What you need to do: Give every line again exactly as it appears, please, but not the pictures.

Information given:
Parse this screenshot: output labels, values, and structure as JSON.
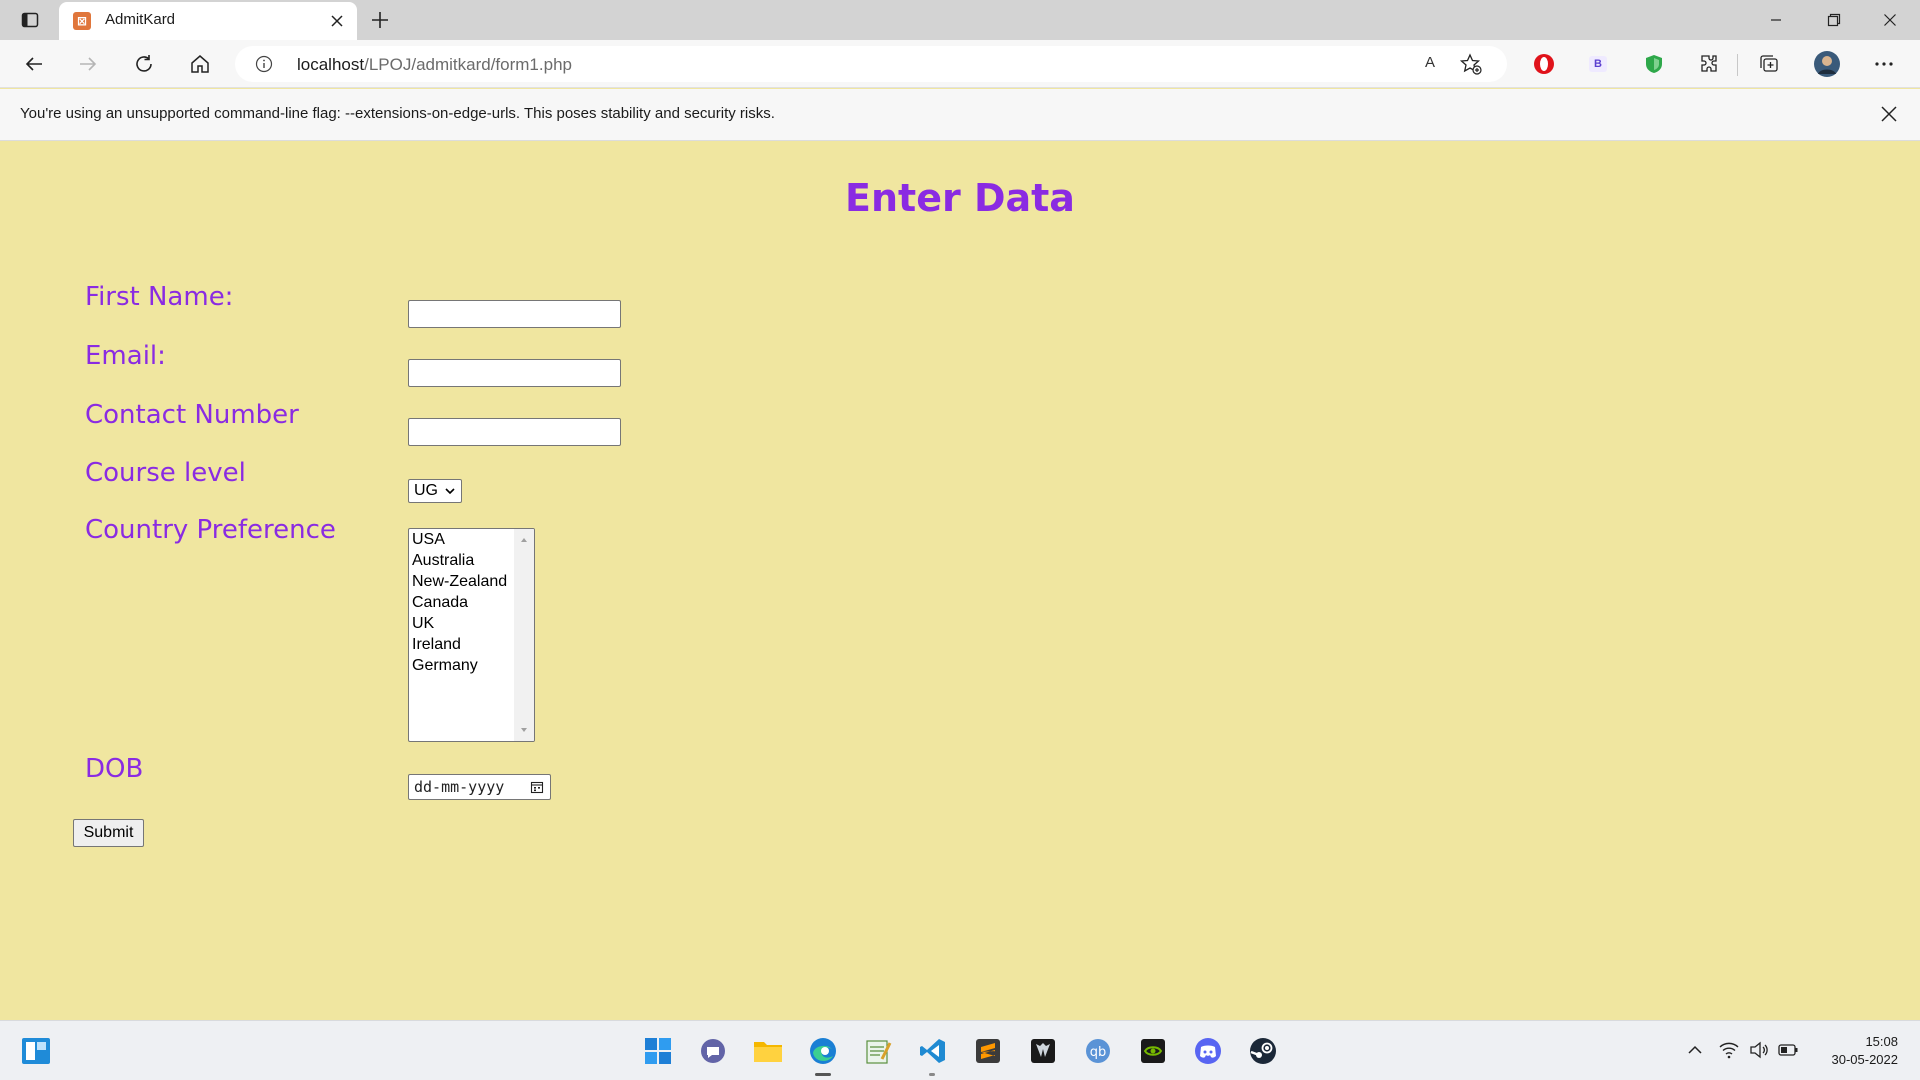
{
  "browser": {
    "tab_title": "AdmitKard",
    "url_host": "localhost",
    "url_path": "/LPOJ/admitkard/form1.php",
    "read_aloud": "A",
    "infobar_message": "You're using an unsupported command-line flag: --extensions-on-edge-urls. This poses stability and security risks.",
    "extension_b": "B"
  },
  "form": {
    "heading": "Enter Data",
    "labels": {
      "first_name": "First Name:",
      "email": "Email:",
      "contact": "Contact Number",
      "course_level": "Course level",
      "country": "Country Preference",
      "dob": "DOB"
    },
    "first_name_value": "",
    "email_value": "",
    "contact_value": "",
    "course_level_selected": "UG",
    "countries": [
      "USA",
      "Australia",
      "New-Zealand",
      "Canada",
      "UK",
      "Ireland",
      "Germany"
    ],
    "dob_placeholder": "dd-mm-yyyy",
    "submit_label": "Submit"
  },
  "taskbar": {
    "time": "15:08",
    "date": "30-05-2022",
    "apps": [
      "start-icon",
      "chat-icon",
      "file-explorer-icon",
      "edge-icon",
      "notepad-icon",
      "vscode-icon",
      "sublime-icon",
      "predator-icon",
      "qbittorrent-icon",
      "nvidia-icon",
      "discord-icon",
      "steam-icon"
    ]
  },
  "colors": {
    "page_bg": "#f0e6a0",
    "accent_purple": "#8a2be2"
  }
}
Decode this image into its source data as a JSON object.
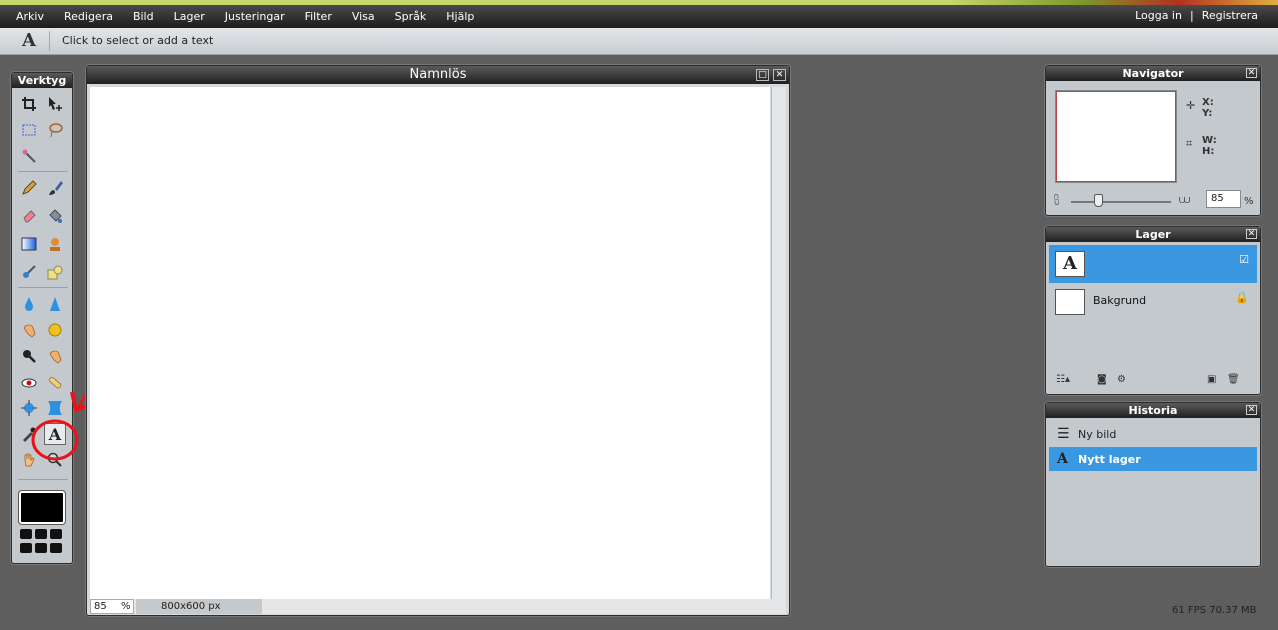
{
  "menu": {
    "items": [
      "Arkiv",
      "Redigera",
      "Bild",
      "Lager",
      "Justeringar",
      "Filter",
      "Visa",
      "Språk",
      "Hjälp"
    ],
    "login": "Logga in",
    "separator": "|",
    "register": "Registrera"
  },
  "options_bar": {
    "tool_glyph": "A",
    "hint": "Click to select or add a text"
  },
  "toolbox": {
    "title": "Verktyg",
    "selected_tool": "text-icon",
    "foreground_color": "#000000"
  },
  "document": {
    "title": "Namnlös",
    "zoom": "85",
    "zoom_unit": "%",
    "size": "800x600 px"
  },
  "navigator": {
    "title": "Navigator",
    "x_label": "X:",
    "y_label": "Y:",
    "w_label": "W:",
    "h_label": "H:",
    "zoom": "85",
    "zoom_unit": "%"
  },
  "layers": {
    "title": "Lager",
    "items": [
      {
        "name": "",
        "thumb": "A",
        "flag": "☑"
      },
      {
        "name": "Bakgrund",
        "thumb": "",
        "flag": "🔒"
      }
    ]
  },
  "history": {
    "title": "Historia",
    "items": [
      {
        "label": "Ny bild",
        "icon": "new-image-icon"
      },
      {
        "label": "Nytt lager",
        "icon": "text-layer-icon"
      }
    ]
  },
  "status": {
    "fps": "61 FPS 70.37 MB"
  },
  "colors": {
    "accent": "#3a98e0",
    "annotation": "#e8141b"
  }
}
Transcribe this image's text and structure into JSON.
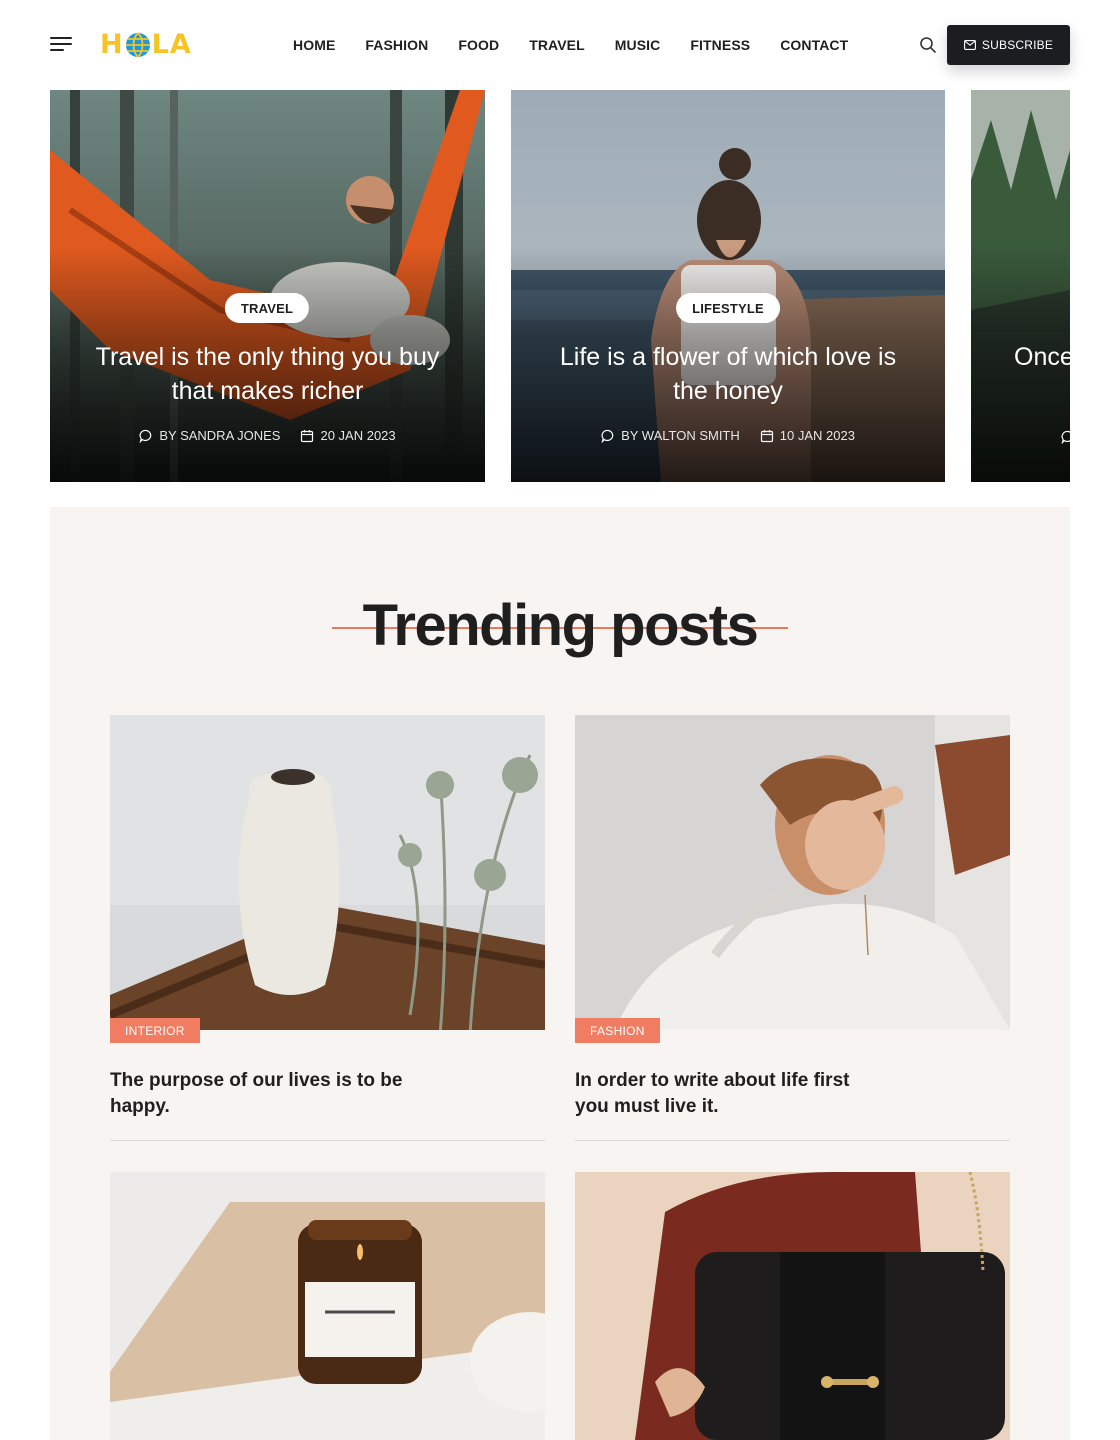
{
  "header": {
    "logo": {
      "letter1": "H",
      "letter2": "LA"
    },
    "nav": [
      "HOME",
      "FASHION",
      "FOOD",
      "TRAVEL",
      "MUSIC",
      "FITNESS",
      "CONTACT"
    ],
    "subscribe_label": "SUBSCRIBE",
    "icons": {
      "menu": "hamburger-icon",
      "search": "search-icon",
      "mail": "mail-icon"
    }
  },
  "slider": [
    {
      "tag": "TRAVEL",
      "title": "Travel is the only thing you buy that makes richer",
      "author": "BY SANDRA JONES",
      "date": "20 JAN 2023"
    },
    {
      "tag": "LIFESTYLE",
      "title": "Life is a flower of which love is the honey",
      "author": "BY WALTON SMITH",
      "date": "10 JAN 2023"
    },
    {
      "title_partial": "Once"
    }
  ],
  "trending": {
    "heading": "Trending posts",
    "posts": [
      {
        "category": "INTERIOR",
        "title": "The purpose of our lives is to be happy."
      },
      {
        "category": "FASHION",
        "title": "In order to write about life first you must live it."
      }
    ]
  },
  "colors": {
    "accent": "#f07c61",
    "logo": "#f7c325",
    "globe": "#1a9be0",
    "dark": "#1c1d20",
    "section_bg": "#f7f4f1"
  }
}
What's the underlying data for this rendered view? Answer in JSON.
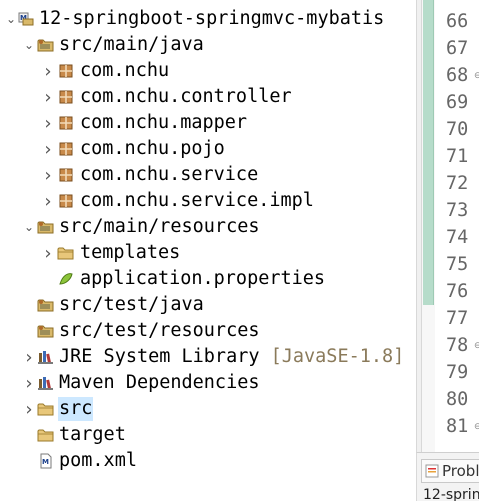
{
  "project_explorer": {
    "rows": [
      {
        "name": "project-root",
        "label": "12-springboot-springmvc-mybatis",
        "icon": "maven-project-icon",
        "expanded": true
      },
      {
        "name": "src-main-java",
        "label": "src/main/java",
        "icon": "source-folder-icon",
        "expanded": true
      },
      {
        "name": "pkg-com-nchu",
        "label": "com.nchu",
        "icon": "package-icon",
        "expanded": false
      },
      {
        "name": "pkg-controller",
        "label": "com.nchu.controller",
        "icon": "package-icon",
        "expanded": false
      },
      {
        "name": "pkg-mapper",
        "label": "com.nchu.mapper",
        "icon": "package-icon",
        "expanded": false
      },
      {
        "name": "pkg-pojo",
        "label": "com.nchu.pojo",
        "icon": "package-icon",
        "expanded": false
      },
      {
        "name": "pkg-service",
        "label": "com.nchu.service",
        "icon": "package-icon",
        "expanded": false
      },
      {
        "name": "pkg-service-impl",
        "label": "com.nchu.service.impl",
        "icon": "package-icon",
        "expanded": false
      },
      {
        "name": "src-main-resources",
        "label": "src/main/resources",
        "icon": "source-folder-icon",
        "expanded": true
      },
      {
        "name": "folder-templates",
        "label": "templates",
        "icon": "folder-icon",
        "expanded": false
      },
      {
        "name": "file-application-properties",
        "label": "application.properties",
        "icon": "properties-file-icon"
      },
      {
        "name": "src-test-java",
        "label": "src/test/java",
        "icon": "source-folder-icon"
      },
      {
        "name": "src-test-resources",
        "label": "src/test/resources",
        "icon": "source-folder-icon"
      },
      {
        "name": "jre-library",
        "label": "JRE System Library",
        "decoration": "[JavaSE-1.8]",
        "icon": "library-icon",
        "expanded": false
      },
      {
        "name": "maven-dependencies",
        "label": "Maven Dependencies",
        "icon": "library-icon",
        "expanded": false
      },
      {
        "name": "folder-src",
        "label": "src",
        "icon": "folder-icon",
        "expanded": false,
        "selected": true
      },
      {
        "name": "folder-target",
        "label": "target",
        "icon": "folder-icon"
      },
      {
        "name": "file-pom",
        "label": "pom.xml",
        "icon": "xml-file-icon"
      }
    ]
  },
  "editor": {
    "line_numbers": [
      "66",
      "67",
      "68",
      "69",
      "70",
      "71",
      "72",
      "73",
      "74",
      "75",
      "76",
      "77",
      "78",
      "79",
      "80",
      "81"
    ],
    "folded_lines": [
      "68",
      "78",
      "81"
    ]
  },
  "bottom_panel": {
    "tab_label": "Probl",
    "sub_label": "12-sprin"
  },
  "colors": {
    "selection": "#cde8ff",
    "ruler_bar": "#b6dcca",
    "decoration": "#8a7a5a"
  }
}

Worked solution:
Parse this screenshot: output labels, values, and structure as JSON.
{
  "browser": {
    "tab_title": "AdmitKard",
    "url_host": "localhost",
    "url_path": "/LPOJ/admitkard/form1.php",
    "read_aloud": "A",
    "infobar_message": "You're using an unsupported command-line flag: --extensions-on-edge-urls. This poses stability and security risks.",
    "extension_b": "B"
  },
  "form": {
    "heading": "Enter Data",
    "labels": {
      "first_name": "First Name:",
      "email": "Email:",
      "contact": "Contact Number",
      "course_level": "Course level",
      "country": "Country Preference",
      "dob": "DOB"
    },
    "first_name_value": "",
    "email_value": "",
    "contact_value": "",
    "course_level_selected": "UG",
    "countries": [
      "USA",
      "Australia",
      "New-Zealand",
      "Canada",
      "UK",
      "Ireland",
      "Germany"
    ],
    "dob_placeholder": "dd-mm-yyyy",
    "submit_label": "Submit"
  },
  "taskbar": {
    "time": "15:08",
    "date": "30-05-2022",
    "apps": [
      "start-icon",
      "chat-icon",
      "file-explorer-icon",
      "edge-icon",
      "notepad-icon",
      "vscode-icon",
      "sublime-icon",
      "predator-icon",
      "qbittorrent-icon",
      "nvidia-icon",
      "discord-icon",
      "steam-icon"
    ]
  },
  "colors": {
    "page_bg": "#f0e6a0",
    "accent_purple": "#8a2be2"
  }
}
Decode this image into its source data as a JSON object.
{
  "menu": {
    "items": [
      "Arkiv",
      "Redigera",
      "Bild",
      "Lager",
      "Justeringar",
      "Filter",
      "Visa",
      "Språk",
      "Hjälp"
    ],
    "login": "Logga in",
    "separator": "|",
    "register": "Registrera"
  },
  "options_bar": {
    "tool_glyph": "A",
    "hint": "Click to select or add a text"
  },
  "toolbox": {
    "title": "Verktyg",
    "selected_tool": "text-icon",
    "foreground_color": "#000000"
  },
  "document": {
    "title": "Namnlös",
    "zoom": "85",
    "zoom_unit": "%",
    "size": "800x600 px"
  },
  "navigator": {
    "title": "Navigator",
    "x_label": "X:",
    "y_label": "Y:",
    "w_label": "W:",
    "h_label": "H:",
    "zoom": "85",
    "zoom_unit": "%"
  },
  "layers": {
    "title": "Lager",
    "items": [
      {
        "name": "",
        "thumb": "A",
        "flag": "☑"
      },
      {
        "name": "Bakgrund",
        "thumb": "",
        "flag": "🔒"
      }
    ]
  },
  "history": {
    "title": "Historia",
    "items": [
      {
        "label": "Ny bild",
        "icon": "new-image-icon"
      },
      {
        "label": "Nytt lager",
        "icon": "text-layer-icon"
      }
    ]
  },
  "status": {
    "fps": "61 FPS 70.37 MB"
  },
  "colors": {
    "accent": "#3a98e0",
    "annotation": "#e8141b"
  }
}
Transcribe this image's text and structure into JSON.
{
  "header": {
    "logo": {
      "letter1": "H",
      "letter2": "LA"
    },
    "nav": [
      "HOME",
      "FASHION",
      "FOOD",
      "TRAVEL",
      "MUSIC",
      "FITNESS",
      "CONTACT"
    ],
    "subscribe_label": "SUBSCRIBE",
    "icons": {
      "menu": "hamburger-icon",
      "search": "search-icon",
      "mail": "mail-icon"
    }
  },
  "slider": [
    {
      "tag": "TRAVEL",
      "title": "Travel is the only thing you buy that makes richer",
      "author": "BY SANDRA JONES",
      "date": "20 JAN 2023"
    },
    {
      "tag": "LIFESTYLE",
      "title": "Life is a flower of which love is the honey",
      "author": "BY WALTON SMITH",
      "date": "10 JAN 2023"
    },
    {
      "title_partial": "Once"
    }
  ],
  "trending": {
    "heading": "Trending posts",
    "posts": [
      {
        "category": "INTERIOR",
        "title": "The purpose of our lives is to be happy."
      },
      {
        "category": "FASHION",
        "title": "In order to write about life first you must live it."
      }
    ]
  },
  "colors": {
    "accent": "#f07c61",
    "logo": "#f7c325",
    "globe": "#1a9be0",
    "dark": "#1c1d20",
    "section_bg": "#f7f4f1"
  }
}
What's the underlying data for this rendered view? Answer in JSON.
{
  "project_explorer": {
    "rows": [
      {
        "name": "project-root",
        "label": "12-springboot-springmvc-mybatis",
        "icon": "maven-project-icon",
        "expanded": true
      },
      {
        "name": "src-main-java",
        "label": "src/main/java",
        "icon": "source-folder-icon",
        "expanded": true
      },
      {
        "name": "pkg-com-nchu",
        "label": "com.nchu",
        "icon": "package-icon",
        "expanded": false
      },
      {
        "name": "pkg-controller",
        "label": "com.nchu.controller",
        "icon": "package-icon",
        "expanded": false
      },
      {
        "name": "pkg-mapper",
        "label": "com.nchu.mapper",
        "icon": "package-icon",
        "expanded": false
      },
      {
        "name": "pkg-pojo",
        "label": "com.nchu.pojo",
        "icon": "package-icon",
        "expanded": false
      },
      {
        "name": "pkg-service",
        "label": "com.nchu.service",
        "icon": "package-icon",
        "expanded": false
      },
      {
        "name": "pkg-service-impl",
        "label": "com.nchu.service.impl",
        "icon": "package-icon",
        "expanded": false
      },
      {
        "name": "src-main-resources",
        "label": "src/main/resources",
        "icon": "source-folder-icon",
        "expanded": true
      },
      {
        "name": "folder-templates",
        "label": "templates",
        "icon": "folder-icon",
        "expanded": false
      },
      {
        "name": "file-application-properties",
        "label": "application.properties",
        "icon": "properties-file-icon"
      },
      {
        "name": "src-test-java",
        "label": "src/test/java",
        "icon": "source-folder-icon"
      },
      {
        "name": "src-test-resources",
        "label": "src/test/resources",
        "icon": "source-folder-icon"
      },
      {
        "name": "jre-library",
        "label": "JRE System Library",
        "decoration": "[JavaSE-1.8]",
        "icon": "library-icon",
        "expanded": false
      },
      {
        "name": "maven-dependencies",
        "label": "Maven Dependencies",
        "icon": "library-icon",
        "expanded": false
      },
      {
        "name": "folder-src",
        "label": "src",
        "icon": "folder-icon",
        "expanded": false,
        "selected": true
      },
      {
        "name": "folder-target",
        "label": "target",
        "icon": "folder-icon"
      },
      {
        "name": "file-pom",
        "label": "pom.xml",
        "icon": "xml-file-icon"
      }
    ]
  },
  "editor": {
    "line_numbers": [
      "66",
      "67",
      "68",
      "69",
      "70",
      "71",
      "72",
      "73",
      "74",
      "75",
      "76",
      "77",
      "78",
      "79",
      "80",
      "81"
    ],
    "folded_lines": [
      "68",
      "78",
      "81"
    ]
  },
  "bottom_panel": {
    "tab_label": "Probl",
    "sub_label": "12-sprin"
  },
  "colors": {
    "selection": "#cde8ff",
    "ruler_bar": "#b6dcca",
    "decoration": "#8a7a5a"
  }
}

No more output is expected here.